- [LISTING]:
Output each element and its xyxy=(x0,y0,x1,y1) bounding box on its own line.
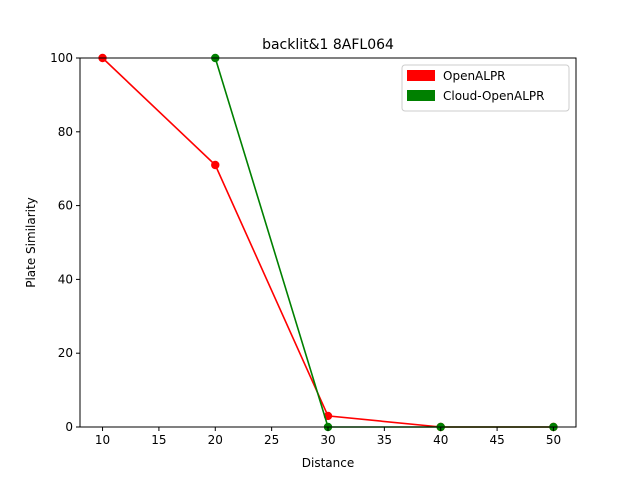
x-tick-label: 15 xyxy=(151,433,166,447)
x-tick-label: 40 xyxy=(433,433,448,447)
x-tick-label: 50 xyxy=(546,433,561,447)
x-tick-label: 10 xyxy=(95,433,110,447)
y-tick-label: 80 xyxy=(58,125,73,139)
legend-swatch xyxy=(407,70,435,81)
chart-title: backlit&1 8AFL064 xyxy=(262,37,394,53)
axis-ticks: 10 15 20 25 30 35 40 45 50 0 20 40 60 80 100 xyxy=(50,51,561,447)
y-tick-label: 100 xyxy=(50,51,73,65)
y-tick-label: 20 xyxy=(58,346,73,360)
x-axis-label: Distance xyxy=(302,456,354,470)
y-axis-label: Plate Similarity xyxy=(24,197,38,288)
x-tick-label: 35 xyxy=(377,433,392,447)
legend-box xyxy=(401,64,570,112)
data-point xyxy=(211,160,220,170)
x-tick-label: 25 xyxy=(264,433,279,447)
y-tick-label: 0 xyxy=(65,420,73,434)
y-tick-label: 60 xyxy=(58,199,73,213)
x-tick-label: 45 xyxy=(489,433,504,447)
y-tick-label: 40 xyxy=(58,272,73,286)
legend-label: Cloud-OpenALPR xyxy=(443,89,544,103)
legend: OpenALPR Cloud-OpenALPR xyxy=(401,64,570,112)
x-tick-label: 20 xyxy=(208,433,223,447)
legend-swatch xyxy=(407,90,435,101)
x-tick-label: 30 xyxy=(320,433,335,447)
legend-label: OpenALPR xyxy=(443,69,506,83)
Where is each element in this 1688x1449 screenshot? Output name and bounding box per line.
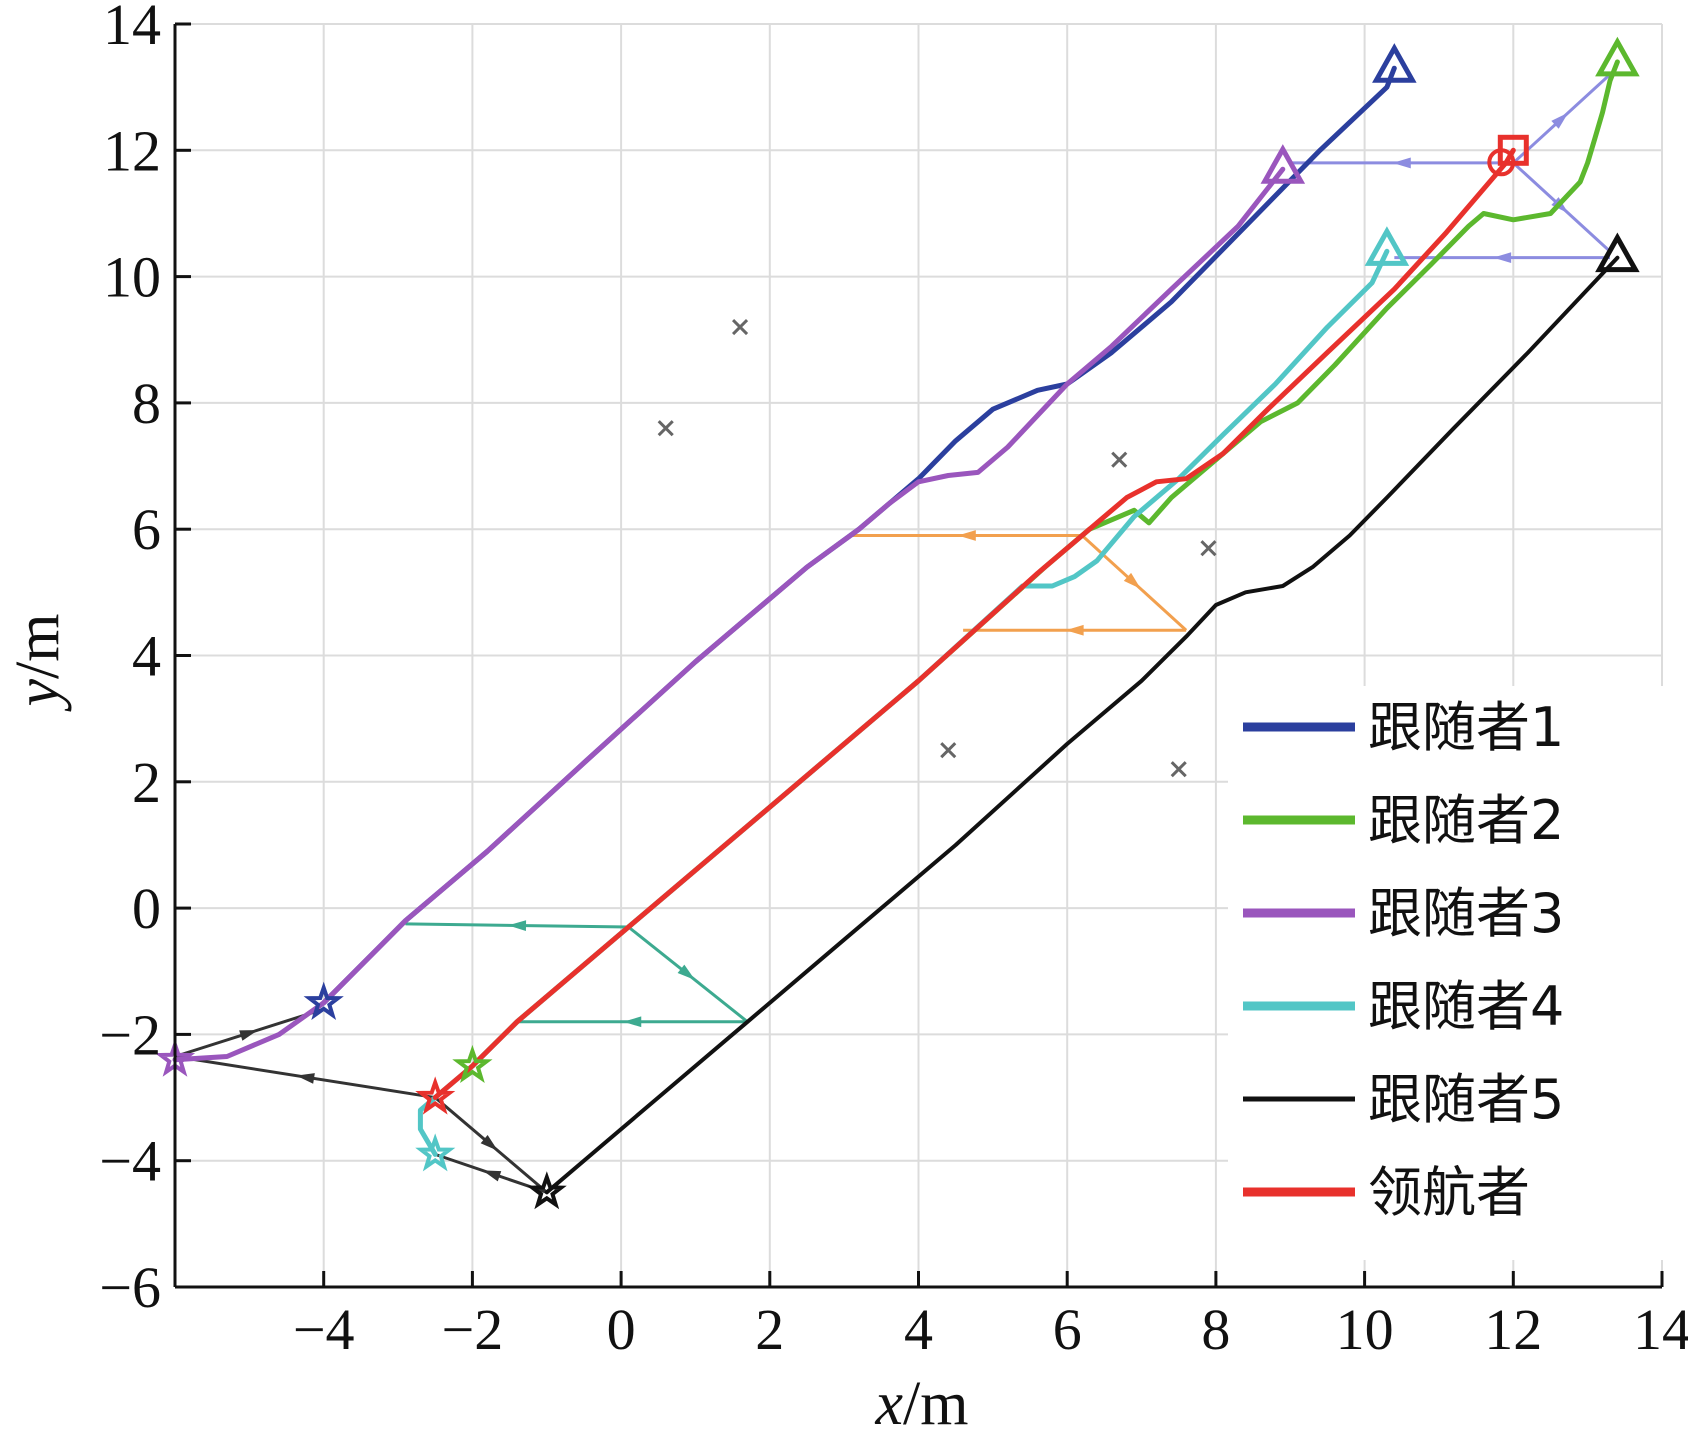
legend-box [1228,686,1668,1260]
series-group [172,59,1620,1195]
formation-link-arrow [480,1134,498,1151]
x-tick-label: 2 [755,1297,784,1362]
formation-link-arrow [1493,252,1512,264]
obstacle-marker [940,742,957,759]
x-tick-label: −2 [442,1297,504,1362]
obstacles-group [657,319,1217,778]
end-triangle-marker [1364,226,1410,266]
formation-link-arrow [296,1073,315,1084]
legend-label: 跟随者2 [1368,789,1564,852]
axes-frame [173,22,1664,1289]
formation-link-arrow [482,1170,502,1182]
x-tick-label: −4 [293,1297,355,1362]
formation-link-arrow [677,964,696,981]
formation-link-arrow [1392,157,1411,169]
formation-link-arrow [1123,572,1141,589]
x-tick-label: 4 [904,1297,933,1362]
y-tick-label: 6 [132,497,161,562]
legend-label: 跟随者5 [1368,1068,1564,1131]
end-triangle-marker [1595,36,1640,77]
start-star-marker [526,1171,567,1210]
x-axis-variable: x [875,1370,904,1438]
start-star-marker [303,981,344,1020]
legend: 跟随者1 跟随者2 跟随者3 跟随者4 跟随者5 领航者 [1228,686,1668,1260]
formation-link-arrow [508,920,527,931]
series-line-5 [544,255,1620,1195]
start-star-marker [415,1076,456,1115]
obstacle-marker [1200,540,1217,557]
formation-link-arrow [239,1030,258,1041]
y-tick-label: 8 [132,371,161,436]
markers-group [154,36,1640,1210]
series-line-3 [172,166,1286,1063]
y-tick-label: −2 [99,1002,161,1067]
x-axis-unit: /m [903,1370,968,1438]
x-tick-label: 8 [1201,1297,1230,1362]
legend-label: 跟随者4 [1368,975,1564,1038]
formation-link-arrow [1551,112,1569,129]
y-tick-label: 4 [132,624,161,689]
legend-label: 领航者 [1368,1161,1530,1224]
formation-link-arrow [957,530,976,541]
y-tick-labels: −6 −4 −2 0 2 4 6 8 10 12 14 [99,0,161,1320]
y-axis-variable: y [4,678,72,712]
formation-link-arrow [623,1016,642,1028]
obstacle-marker [1170,761,1187,778]
obstacle-marker [1111,451,1128,468]
y-tick-label: 2 [132,750,161,815]
end-triangle-marker [1260,144,1306,184]
x-tick-label: 14 [1633,1297,1688,1362]
legend-label: 跟随者3 [1368,882,1564,945]
legend-label: 跟随者1 [1368,696,1564,759]
y-tick-label: −6 [99,1255,161,1320]
start-star-marker [452,1044,493,1084]
y-axis-unit: /m [4,614,72,679]
x-tick-labels: −4 −2 0 2 4 6 8 10 12 14 [293,1297,1688,1362]
y-tick-label: 10 [103,245,161,310]
x-tick-label: 6 [1053,1297,1082,1362]
x-axis-label: x/m [875,1370,969,1438]
x-tick-label: 12 [1484,1297,1542,1362]
x-tick-label: 10 [1336,1297,1394,1362]
y-tick-label: 12 [103,118,161,183]
y-tick-label: 0 [132,876,161,941]
y-axis-label: y/m [4,614,72,713]
start-star-marker [415,1133,456,1172]
obstacle-marker [731,319,749,336]
y-tick-label: 14 [103,0,161,57]
x-tick-label: 0 [607,1297,636,1362]
y-tick-label: −4 [99,1129,161,1194]
formation-links [174,73,1611,1194]
end-circle-marker [1487,148,1516,177]
series-line-6 [432,147,1516,1100]
end-triangle-marker [1595,232,1640,273]
obstacle-marker [657,420,674,437]
end-triangle-marker [1372,43,1417,83]
formation-link-arrow [1065,624,1084,636]
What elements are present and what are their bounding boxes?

- [WHAT IS NEEDED]:
Count the lines in the entries above that contain the string "triangle". Reply with the number alone.

- [RESULT]:
5